Given instruction →
Report all lines holding "Dollar".

[Entries with figure data]
======

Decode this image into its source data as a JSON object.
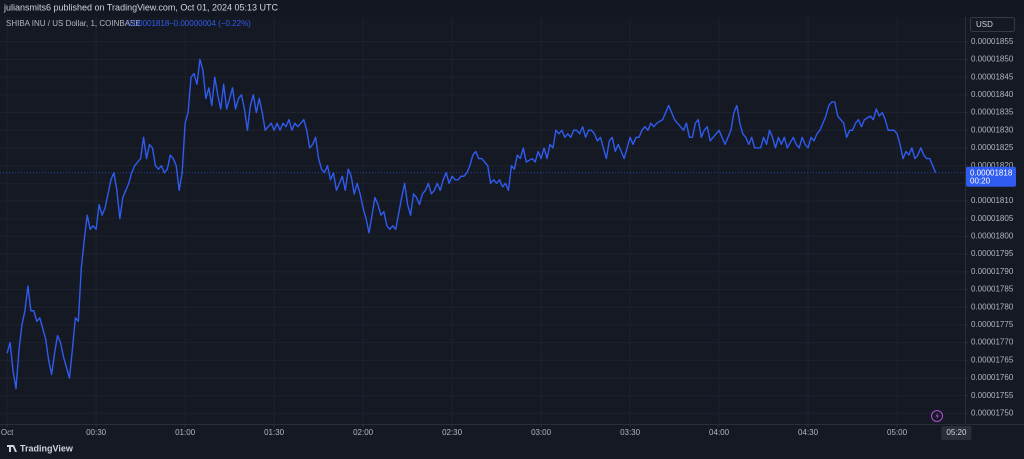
{
  "header": {
    "text": "juliansmits6 published on TradingView.com, Oct 01, 2024 05:13 UTC"
  },
  "footer": {
    "brand": "TradingView"
  },
  "chart_data": {
    "type": "line",
    "title": "SHIBA INU / US Dollar, 1, COINBASE",
    "change": "−0.00000004 (−0.22%)",
    "currency": "USD",
    "countdown": "00:20",
    "current_time": {
      "value": 320,
      "label": "05:20"
    },
    "grid": true,
    "xlim": [
      -2.4,
      322.9
    ],
    "ylim": [
      1.747e-05,
      1.862e-05
    ],
    "xticks": [
      {
        "value": 0,
        "label": "Oct"
      },
      {
        "value": 30,
        "label": "00:30"
      },
      {
        "value": 60,
        "label": "01:00"
      },
      {
        "value": 90,
        "label": "01:30"
      },
      {
        "value": 120,
        "label": "02:00"
      },
      {
        "value": 150,
        "label": "02:30"
      },
      {
        "value": 180,
        "label": "03:00"
      },
      {
        "value": 210,
        "label": "03:30"
      },
      {
        "value": 240,
        "label": "04:00"
      },
      {
        "value": 270,
        "label": "04:30"
      },
      {
        "value": 300,
        "label": "05:00"
      }
    ],
    "yticks": [
      {
        "value": 1.75e-05,
        "label": "0.00001750"
      },
      {
        "value": 1.755e-05,
        "label": "0.00001755"
      },
      {
        "value": 1.76e-05,
        "label": "0.00001760"
      },
      {
        "value": 1.765e-05,
        "label": "0.00001765"
      },
      {
        "value": 1.77e-05,
        "label": "0.00001770"
      },
      {
        "value": 1.775e-05,
        "label": "0.00001775"
      },
      {
        "value": 1.78e-05,
        "label": "0.00001780"
      },
      {
        "value": 1.785e-05,
        "label": "0.00001785"
      },
      {
        "value": 1.79e-05,
        "label": "0.00001790"
      },
      {
        "value": 1.795e-05,
        "label": "0.00001795"
      },
      {
        "value": 1.8e-05,
        "label": "0.00001800"
      },
      {
        "value": 1.805e-05,
        "label": "0.00001805"
      },
      {
        "value": 1.81e-05,
        "label": "0.00001810"
      },
      {
        "value": 1.815e-05,
        "label": "0.00001815"
      },
      {
        "value": 1.82e-05,
        "label": "0.00001820"
      },
      {
        "value": 1.825e-05,
        "label": "0.00001825"
      },
      {
        "value": 1.83e-05,
        "label": "0.00001830"
      },
      {
        "value": 1.835e-05,
        "label": "0.00001835"
      },
      {
        "value": 1.84e-05,
        "label": "0.00001840"
      },
      {
        "value": 1.845e-05,
        "label": "0.00001845"
      },
      {
        "value": 1.85e-05,
        "label": "0.00001850"
      },
      {
        "value": 1.855e-05,
        "label": "0.00001855"
      }
    ],
    "x": [
      0,
      1,
      2,
      3,
      4,
      5,
      6,
      7,
      8,
      9,
      10,
      11,
      12,
      13,
      14,
      15,
      16,
      17,
      18,
      19,
      20,
      21,
      22,
      23,
      24,
      25,
      26,
      27,
      28,
      29,
      30,
      31,
      32,
      33,
      34,
      35,
      36,
      37,
      38,
      39,
      40,
      41,
      42,
      43,
      45,
      46,
      47,
      48,
      49,
      50,
      51,
      52,
      53,
      54,
      55,
      56,
      57,
      58,
      59,
      60,
      61,
      62,
      63,
      64,
      65,
      66,
      67,
      68,
      69,
      70,
      71,
      72,
      73,
      74,
      75,
      76,
      77,
      78,
      79,
      80,
      81,
      82,
      83,
      84,
      85,
      86,
      87,
      89,
      90,
      91,
      92,
      93,
      94,
      95,
      96,
      97,
      98,
      99,
      100,
      101,
      102,
      103,
      104,
      105,
      106,
      107,
      108,
      109,
      110,
      111,
      112,
      113,
      114,
      115,
      116,
      117,
      118,
      119,
      120,
      121,
      122,
      123,
      124,
      125,
      126,
      127,
      128,
      129,
      130,
      131,
      133,
      134,
      135,
      136,
      137,
      138,
      139,
      140,
      141,
      142,
      143,
      144,
      145,
      146,
      147,
      148,
      149,
      150,
      151,
      152,
      153,
      154,
      155,
      156,
      157,
      158,
      159,
      160,
      161,
      162,
      163,
      164,
      165,
      166,
      167,
      168,
      169,
      170,
      171,
      172,
      173,
      174,
      175,
      177,
      178,
      179,
      180,
      181,
      182,
      183,
      184,
      185,
      186,
      187,
      188,
      189,
      190,
      191,
      192,
      193,
      194,
      195,
      196,
      197,
      198,
      199,
      200,
      201,
      202,
      203,
      204,
      205,
      206,
      207,
      208,
      209,
      210,
      211,
      212,
      213,
      214,
      215,
      216,
      217,
      218,
      219,
      221,
      222,
      223,
      224,
      225,
      226,
      227,
      228,
      229,
      230,
      231,
      232,
      233,
      234,
      235,
      236,
      237,
      238,
      239,
      240,
      241,
      242,
      243,
      244,
      245,
      246,
      247,
      248,
      249,
      250,
      251,
      252,
      253,
      254,
      255,
      256,
      257,
      258,
      259,
      260,
      261,
      262,
      263,
      265,
      266,
      267,
      268,
      269,
      270,
      271,
      272,
      273,
      274,
      275,
      276,
      277,
      278,
      279,
      280,
      281,
      282,
      283,
      284,
      285,
      286,
      287,
      288,
      289,
      291,
      292,
      293,
      294,
      295,
      296,
      297,
      298,
      299,
      300,
      301,
      302,
      303,
      304,
      305,
      306,
      307,
      308,
      309,
      310,
      311,
      312,
      313
    ],
    "series": [
      {
        "name": "SHIBA INU / US Dollar",
        "color": "#2f5bef",
        "values": [
          1.767e-05,
          1.77e-05,
          1.762e-05,
          1.757e-05,
          1.768e-05,
          1.775e-05,
          1.779e-05,
          1.786e-05,
          1.779e-05,
          1.779e-05,
          1.776e-05,
          1.777e-05,
          1.774e-05,
          1.771e-05,
          1.765e-05,
          1.761e-05,
          1.767e-05,
          1.772e-05,
          1.77e-05,
          1.766e-05,
          1.763e-05,
          1.76e-05,
          1.768e-05,
          1.777e-05,
          1.776e-05,
          1.791e-05,
          1.799e-05,
          1.806e-05,
          1.802e-05,
          1.803e-05,
          1.802e-05,
          1.809e-05,
          1.806e-05,
          1.808e-05,
          1.812e-05,
          1.816e-05,
          1.818e-05,
          1.813e-05,
          1.805e-05,
          1.811e-05,
          1.813e-05,
          1.815e-05,
          1.818e-05,
          1.82e-05,
          1.822e-05,
          1.828e-05,
          1.822e-05,
          1.826e-05,
          1.825e-05,
          1.82e-05,
          1.819e-05,
          1.82e-05,
          1.818e-05,
          1.819e-05,
          1.823e-05,
          1.822e-05,
          1.82e-05,
          1.813e-05,
          1.818e-05,
          1.832e-05,
          1.835e-05,
          1.845e-05,
          1.846e-05,
          1.843e-05,
          1.85e-05,
          1.847e-05,
          1.839e-05,
          1.842e-05,
          1.837e-05,
          1.845e-05,
          1.84e-05,
          1.836e-05,
          1.843e-05,
          1.836e-05,
          1.839e-05,
          1.842e-05,
          1.836e-05,
          1.839e-05,
          1.84e-05,
          1.836e-05,
          1.83e-05,
          1.837e-05,
          1.84e-05,
          1.835e-05,
          1.839e-05,
          1.835e-05,
          1.83e-05,
          1.832e-05,
          1.83e-05,
          1.832e-05,
          1.83e-05,
          1.832e-05,
          1.831e-05,
          1.833e-05,
          1.83e-05,
          1.832e-05,
          1.831e-05,
          1.832e-05,
          1.833e-05,
          1.83e-05,
          1.825e-05,
          1.826e-05,
          1.828e-05,
          1.822e-05,
          1.819e-05,
          1.818e-05,
          1.82e-05,
          1.816e-05,
          1.818e-05,
          1.813e-05,
          1.815e-05,
          1.817e-05,
          1.813e-05,
          1.819e-05,
          1.817e-05,
          1.812e-05,
          1.815e-05,
          1.812e-05,
          1.808e-05,
          1.805e-05,
          1.801e-05,
          1.806e-05,
          1.811e-05,
          1.809e-05,
          1.806e-05,
          1.807e-05,
          1.803e-05,
          1.802e-05,
          1.803e-05,
          1.802e-05,
          1.811e-05,
          1.815e-05,
          1.809e-05,
          1.806e-05,
          1.812e-05,
          1.811e-05,
          1.809e-05,
          1.812e-05,
          1.813e-05,
          1.815e-05,
          1.812e-05,
          1.813e-05,
          1.815e-05,
          1.813e-05,
          1.816e-05,
          1.818e-05,
          1.815e-05,
          1.817e-05,
          1.816e-05,
          1.816e-05,
          1.817e-05,
          1.817e-05,
          1.818e-05,
          1.82e-05,
          1.823e-05,
          1.824e-05,
          1.822e-05,
          1.822e-05,
          1.821e-05,
          1.82e-05,
          1.815e-05,
          1.816e-05,
          1.815e-05,
          1.816e-05,
          1.814e-05,
          1.815e-05,
          1.813e-05,
          1.82e-05,
          1.819e-05,
          1.823e-05,
          1.822e-05,
          1.825e-05,
          1.821e-05,
          1.822e-05,
          1.821e-05,
          1.824e-05,
          1.822e-05,
          1.825e-05,
          1.822e-05,
          1.826e-05,
          1.825e-05,
          1.83e-05,
          1.829e-05,
          1.83e-05,
          1.828e-05,
          1.829e-05,
          1.828e-05,
          1.83e-05,
          1.83e-05,
          1.829e-05,
          1.831e-05,
          1.828e-05,
          1.83e-05,
          1.83e-05,
          1.829e-05,
          1.827e-05,
          1.828e-05,
          1.825e-05,
          1.822e-05,
          1.827e-05,
          1.828e-05,
          1.824e-05,
          1.826e-05,
          1.824e-05,
          1.822e-05,
          1.825e-05,
          1.828e-05,
          1.826e-05,
          1.828e-05,
          1.828e-05,
          1.83e-05,
          1.831e-05,
          1.83e-05,
          1.832e-05,
          1.831e-05,
          1.832e-05,
          1.833e-05,
          1.835e-05,
          1.837e-05,
          1.835e-05,
          1.833e-05,
          1.832e-05,
          1.831e-05,
          1.83e-05,
          1.832e-05,
          1.828e-05,
          1.828e-05,
          1.832e-05,
          1.833e-05,
          1.828e-05,
          1.83e-05,
          1.831e-05,
          1.827e-05,
          1.828e-05,
          1.829e-05,
          1.83e-05,
          1.828e-05,
          1.826e-05,
          1.828e-05,
          1.83e-05,
          1.835e-05,
          1.837e-05,
          1.832e-05,
          1.829e-05,
          1.828e-05,
          1.826e-05,
          1.828e-05,
          1.825e-05,
          1.825e-05,
          1.825e-05,
          1.828e-05,
          1.826e-05,
          1.83e-05,
          1.828e-05,
          1.825e-05,
          1.828e-05,
          1.826e-05,
          1.828e-05,
          1.825e-05,
          1.828e-05,
          1.826e-05,
          1.825e-05,
          1.828e-05,
          1.826e-05,
          1.825e-05,
          1.828e-05,
          1.827e-05,
          1.829e-05,
          1.83e-05,
          1.832e-05,
          1.834e-05,
          1.837e-05,
          1.838e-05,
          1.838e-05,
          1.834e-05,
          1.833e-05,
          1.832e-05,
          1.828e-05,
          1.83e-05,
          1.83e-05,
          1.832e-05,
          1.833e-05,
          1.831e-05,
          1.833e-05,
          1.834e-05,
          1.833e-05,
          1.836e-05,
          1.834e-05,
          1.835e-05,
          1.833e-05,
          1.83e-05,
          1.83e-05,
          1.83e-05,
          1.829e-05,
          1.826e-05,
          1.822e-05,
          1.824e-05,
          1.823e-05,
          1.825e-05,
          1.822e-05,
          1.823e-05,
          1.825e-05,
          1.823e-05,
          1.822e-05,
          1.822e-05,
          1.82e-05,
          1.818e-05
        ]
      }
    ]
  }
}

======

Exercise solution →
    "title": "SHIBA INU / US Dollar, 1, COINBASE",
        "name": "SHIBA INU / US Dollar",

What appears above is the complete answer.